▶ **WHAT YOU WILL DO**
The records below hold pictures; please leave those out and retype the rest exactly.

▶ **Saved entries**
○ ○ ○ ○ ○

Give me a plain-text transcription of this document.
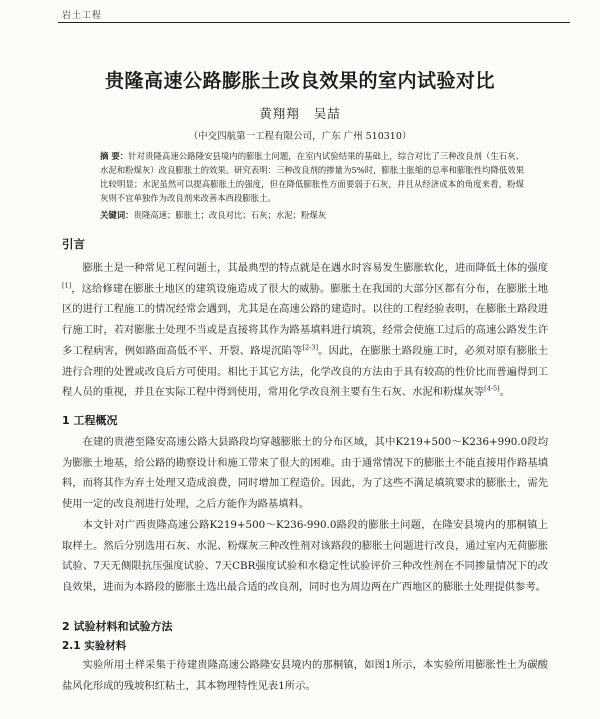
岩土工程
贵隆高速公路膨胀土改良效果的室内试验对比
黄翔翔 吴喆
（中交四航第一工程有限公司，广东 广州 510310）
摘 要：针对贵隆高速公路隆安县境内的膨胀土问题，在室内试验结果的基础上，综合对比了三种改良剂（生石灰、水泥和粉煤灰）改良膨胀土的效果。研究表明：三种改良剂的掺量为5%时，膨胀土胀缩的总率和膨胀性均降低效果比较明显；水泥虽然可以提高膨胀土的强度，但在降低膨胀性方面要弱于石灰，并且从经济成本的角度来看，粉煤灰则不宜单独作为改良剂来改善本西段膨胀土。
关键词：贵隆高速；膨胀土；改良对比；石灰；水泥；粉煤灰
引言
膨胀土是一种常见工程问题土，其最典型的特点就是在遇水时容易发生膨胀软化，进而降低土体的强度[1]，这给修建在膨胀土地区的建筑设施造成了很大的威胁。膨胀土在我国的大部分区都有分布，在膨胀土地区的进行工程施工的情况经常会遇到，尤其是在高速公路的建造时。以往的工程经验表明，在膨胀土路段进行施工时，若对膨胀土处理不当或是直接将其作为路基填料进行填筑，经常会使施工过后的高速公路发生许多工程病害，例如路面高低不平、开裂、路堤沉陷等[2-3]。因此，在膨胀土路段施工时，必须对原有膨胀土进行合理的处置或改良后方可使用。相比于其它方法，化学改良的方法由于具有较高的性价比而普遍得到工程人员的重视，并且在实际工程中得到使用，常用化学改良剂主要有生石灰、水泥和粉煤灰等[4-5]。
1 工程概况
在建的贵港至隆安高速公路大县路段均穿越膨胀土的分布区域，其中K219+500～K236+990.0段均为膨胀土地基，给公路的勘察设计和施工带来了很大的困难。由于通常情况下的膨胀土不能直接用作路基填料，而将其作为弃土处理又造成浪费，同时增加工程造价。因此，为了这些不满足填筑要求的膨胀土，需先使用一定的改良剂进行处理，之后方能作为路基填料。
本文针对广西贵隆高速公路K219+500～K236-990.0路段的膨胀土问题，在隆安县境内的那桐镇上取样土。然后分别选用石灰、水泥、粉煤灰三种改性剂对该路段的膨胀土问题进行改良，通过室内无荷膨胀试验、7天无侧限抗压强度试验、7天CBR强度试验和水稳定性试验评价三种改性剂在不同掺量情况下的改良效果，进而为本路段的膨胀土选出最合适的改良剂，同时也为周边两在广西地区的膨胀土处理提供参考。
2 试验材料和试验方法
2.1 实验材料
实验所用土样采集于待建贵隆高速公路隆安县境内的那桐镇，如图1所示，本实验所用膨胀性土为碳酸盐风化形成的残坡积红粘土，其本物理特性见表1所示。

○ ○ ○ ○ ○

▶ **CORRECT RESPONSE**
Give me a plain-text transcription of this document.
岩土工程
贵隆高速公路膨胀土改良效果的室内试验对比
黄翔翔 吴喆
（中交四航第一工程有限公司，广东 广州 510310）
摘 要：针对贵隆高速公路隆安县境内的膨胀土问题，在室内试验结果的基础上，综合对比了三种改良剂（生石灰、水泥和粉煤灰）改良膨胀土的效果。研究表明：三种改良剂的掺量为5%时，膨胀土胀缩的总率和膨胀性均降低效果比较明显；水泥虽然可以提高膨胀土的强度，但在降低膨胀性方面要弱于石灰，并且从经济成本的角度来看，粉煤灰则不宜单独作为改良剂来改善本西段膨胀土。
关键词：贵隆高速；膨胀土；改良对比；石灰；水泥；粉煤灰
引言
膨胀土是一种常见工程问题土，其最典型的特点就是在遇水时容易发生膨胀软化，进而降低土体的强度[1]，这给修建在膨胀土地区的建筑设施造成了很大的威胁。膨胀土在我国的大部分区都有分布，在膨胀土地区的进行工程施工的情况经常会遇到，尤其是在高速公路的建造时。以往的工程经验表明，在膨胀土路段进行施工时，若对膨胀土处理不当或是直接将其作为路基填料进行填筑，经常会使施工过后的高速公路发生许多工程病害，例如路面高低不平、开裂、路堤沉陷等[2-3]。因此，在膨胀土路段施工时，必须对原有膨胀土进行合理的处置或改良后方可使用。相比于其它方法，化学改良的方法由于具有较高的性价比而普遍得到工程人员的重视，并且在实际工程中得到使用，常用化学改良剂主要有生石灰、水泥和粉煤灰等[4-5]。
1 工程概况
在建的贵港至隆安高速公路大县路段均穿越膨胀土的分布区域，其中K219+500～K236+990.0段均为膨胀土地基，给公路的勘察设计和施工带来了很大的困难。由于通常情况下的膨胀土不能直接用作路基填料，而将其作为弃土处理又造成浪费，同时增加工程造价。因此，为了这些不满足填筑要求的膨胀土，需先使用一定的改良剂进行处理，之后方能作为路基填料。
本文针对广西贵隆高速公路K219+500～K236-990.0路段的膨胀土问题，在隆安县境内的那桐镇上取样土。然后分别选用石灰、水泥、粉煤灰三种改性剂对该路段的膨胀土问题进行改良，通过室内无荷膨胀试验、7天无侧限抗压强度试验、7天CBR强度试验和水稳定性试验评价三种改性剂在不同掺量情况下的改良效果，进而为本路段的膨胀土选出最合适的改良剂，同时也为周边两在广西地区的膨胀土处理提供参考。
2 试验材料和试验方法
2.1 实验材料
实验所用土样采集于待建贵隆高速公路隆安县境内的那桐镇，如图1所示，本实验所用膨胀性土为碳酸盐风化形成的残坡积红粘土，其本物理特性见表1所示。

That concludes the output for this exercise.